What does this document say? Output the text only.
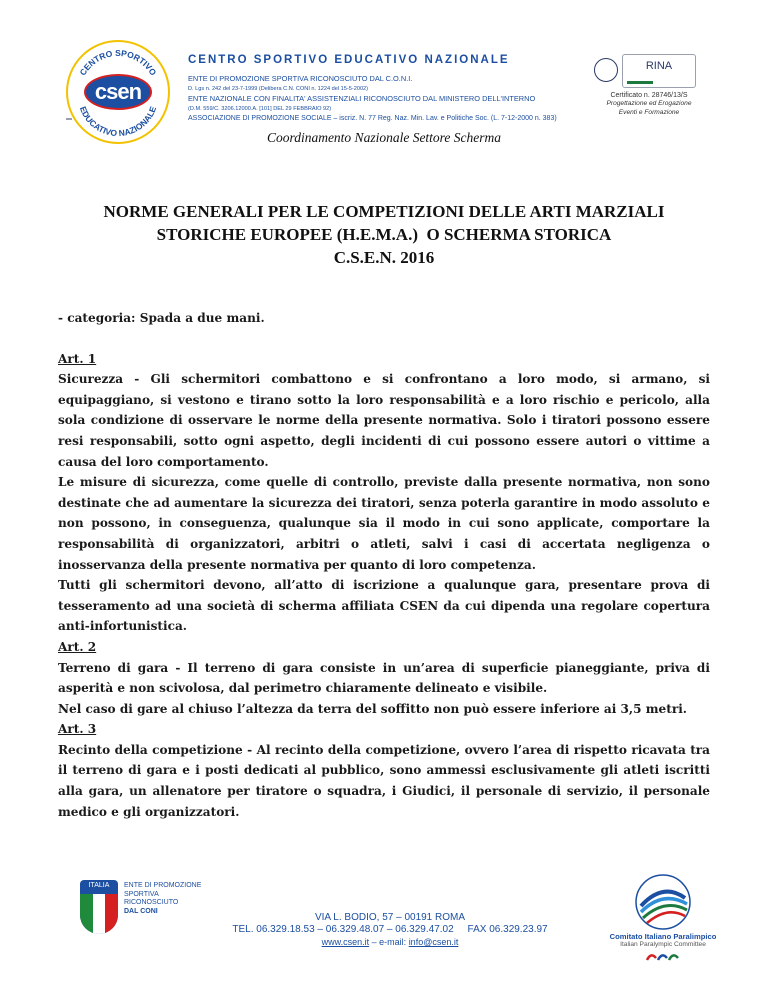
CENTRO SPORTIVO
EDUCATIVO NAZIONALE
csen

CENTRO SPORTIVO EDUCATIVO NAZIONALE

ENTE DI PROMOZIONE SPORTIVA RICONOSCIUTO DAL C.O.N.I.

D. Lgs n. 242 del 23-7-1999 (Delibera C.N. CONI n. 1224 del 15-5-2002)

ENTE NAZIONALE CON FINALITA' ASSISTENZIALI RICONOSCIUTO DAL MINISTERO DELL'INTERNO

(D.M. 559/C. 3206.12000.A. [101] DEL 29 FEBBRAIO 92)

ASSOCIAZIONE DI PROMOZIONE SOCIALE – iscriz. N. 77 Reg. Naz. Min. Lav. e Politiche Soc. (L. 7-12-2000 n. 383)

RINA

Certificato n. 28746/13/S

Progettazione ed Erogazione

Eventi e Formazione

Coordinamento Nazionale Settore Scherma

NORME GENERALI PER LE COMPETIZIONI DELLE ARTI MARZIALI
STORICHE EUROPEE (H.E.M.A.)  O SCHERMA STORICA
C.S.E.N. 2016

- categoria: Spada a due mani.

Art. 1

Sicurezza - Gli schermitori combattono e si confrontano a loro modo, si armano, si equipaggiano, si vestono e tirano sotto la loro responsabilità e a loro rischio e pericolo, alla sola condizione di osservare le norme della presente normativa. Solo i tiratori possono essere resi responsabili, sotto ogni aspetto, degli incidenti di cui possono essere autori o vittime a causa del loro comportamento.

Le misure di sicurezza, come quelle di controllo, previste dalla presente normativa, non sono destinate che ad aumentare la sicurezza dei tiratori, senza poterla garantire in modo assoluto e non possono, in conseguenza, qualunque sia il modo in cui sono applicate, comportare la responsabilità di organizzatori, arbitri o atleti, salvi i casi di accertata negligenza o inosservanza della presente normativa per quanto di loro competenza.

Tutti gli schermitori devono, all’atto di iscrizione a qualunque gara, presentare prova di tesseramento ad una società di scherma affiliata CSEN da cui dipenda una regolare copertura anti-infortunistica.

Art. 2

Terreno di gara - Il terreno di gara consiste in un’area di superficie pianeggiante, priva di asperità e non scivolosa, dal perimetro chiaramente delineato e visibile.

Nel caso di gare al chiuso l’altezza da terra del soffitto non può essere inferiore ai 3,5 metri.

Art. 3

Recinto della competizione - Al recinto della competizione, ovvero l’area di rispetto ricavata tra il terreno di gara e i posti dedicati al pubblico, sono ammessi esclusivamente gli atleti iscritti alla gara, un allenatore per tiratore o squadra, i Giudici, il personale di servizio, il personale medico e gli organizzatori.

ITALIA	ENTE DI PROMOZIONE
SPORTIVA
RICONOSCIUTO
DAL CONI

VIA L. BODIO, 57 – 00191 ROMA

TEL. 06.329.18.53 – 06.329.48.07 – 06.329.47.02     FAX 06.329.23.97

www.csen.it – e-mail: info@csen.it

Comitato Italiano Paralimpico

Italian Paralympic Committee
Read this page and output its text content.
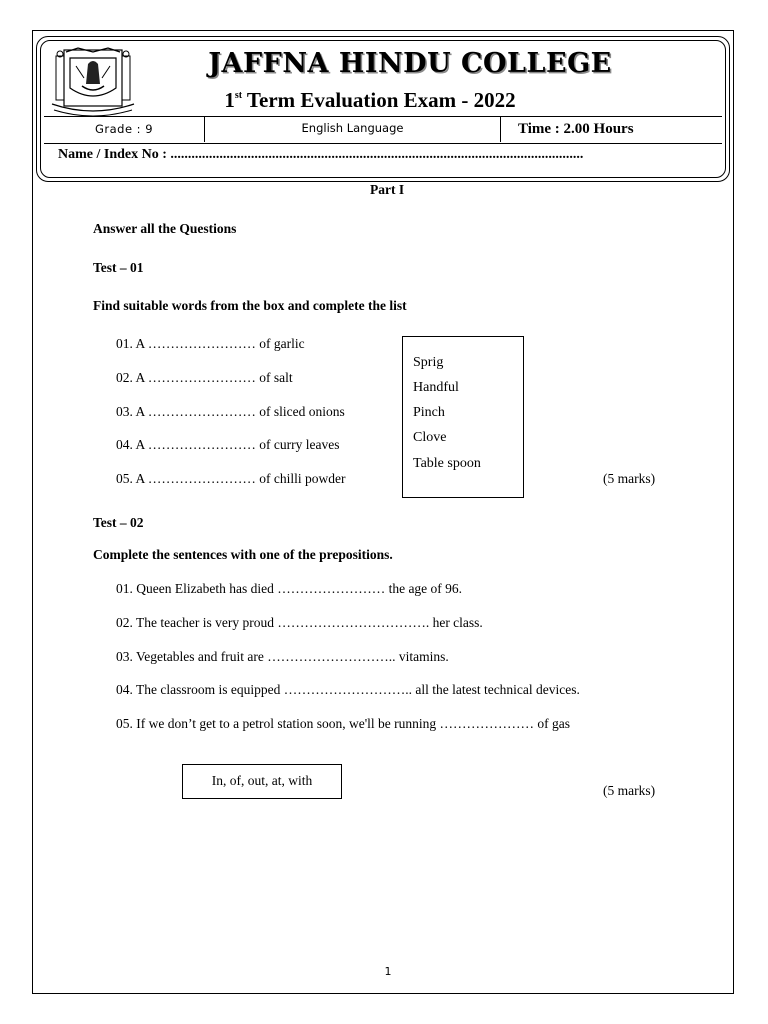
JAFFNA HINDU COLLEGE
1st Term Evaluation Exam - 2022
Grade : 9	English Language	Time : 2.00 Hours
Name / Index No : ......................................................................................................................
Part I
Answer all the Questions
Test – 01
Find suitable words from the box and complete the list
01. A …………………… of garlic
02. A …………………… of salt
03. A …………………… of sliced onions
04. A …………………… of curry leaves
05. A …………………… of chilli powder
Sprig
Handful
Pinch
Clove
Table spoon
(5 marks)
Test – 02
Complete the sentences with one of the prepositions.
01. Queen Elizabeth has died …………………… the age of 96.
02. The teacher is very proud ……………………………. her class.
03. Vegetables and fruit are ……………………….. vitamins.
04. The classroom is equipped ……………………….. all the latest technical devices.
05. If we don’t get to a petrol station soon, we'll be running ………………… of gas
In, of, out, at, with
(5 marks)
1
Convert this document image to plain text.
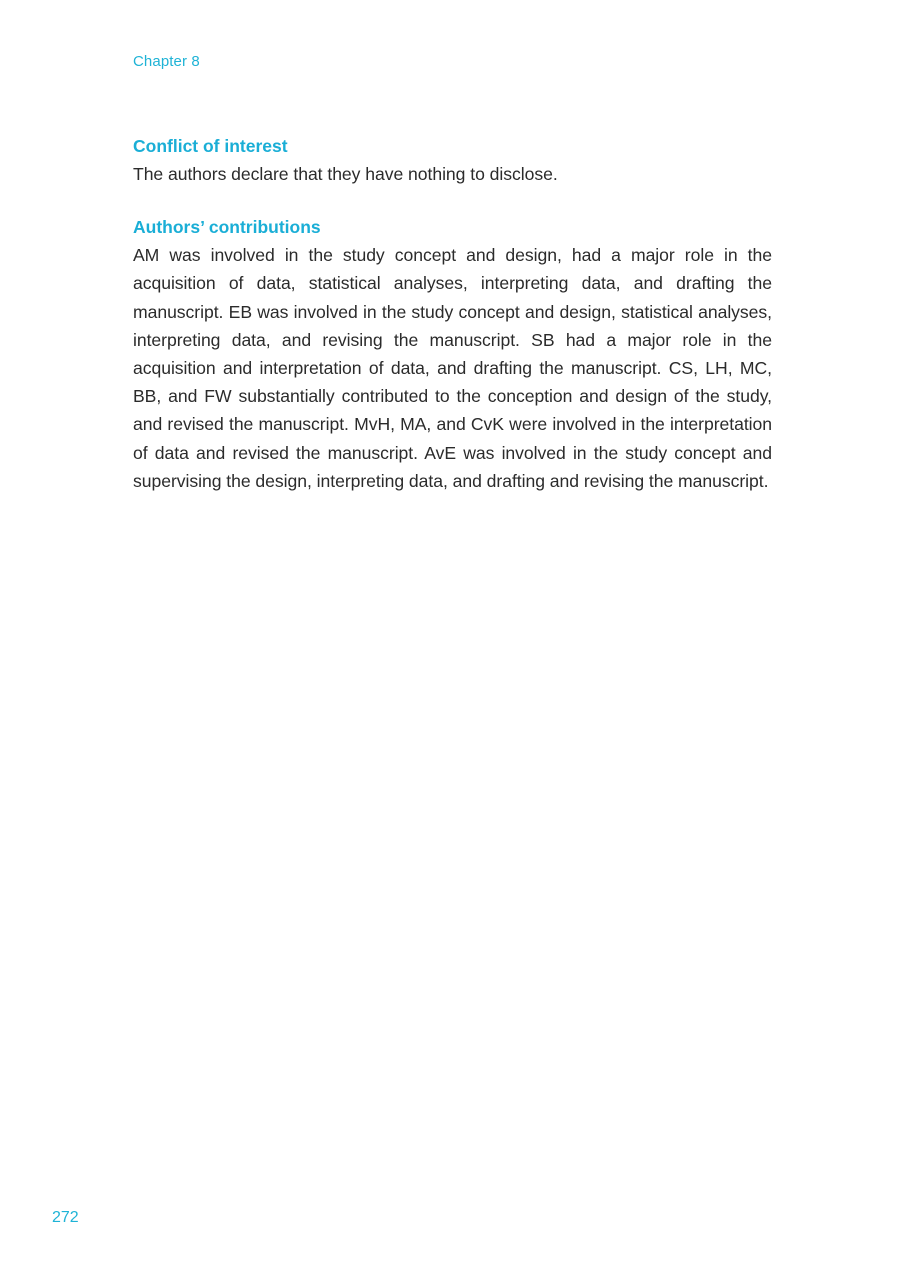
Chapter 8
Conflict of interest

The authors declare that they have nothing to disclose.

Authors’ contributions

AM was involved in the study concept and design, had a major role in the acquisition of data, statistical analyses, interpreting data, and drafting the manuscript. EB was involved in the study concept and design, statistical analyses, interpreting data, and revising the manuscript. SB had a major role in the acquisition and interpretation of data, and drafting the manuscript. CS, LH, MC, BB, and FW substantially contributed to the conception and design of the study, and revised the manuscript. MvH, MA, and CvK were involved in the interpretation of data and revised the manuscript. AvE was involved in the study concept and supervising the design, interpreting data, and drafting and revising the manuscript.

272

#####

SET EXERCISE: Show every line from the entries above in which "with" appears.

WRITTEN SOLUTION:
Complete the sentences with one of the prepositions.
In, of, out, at, with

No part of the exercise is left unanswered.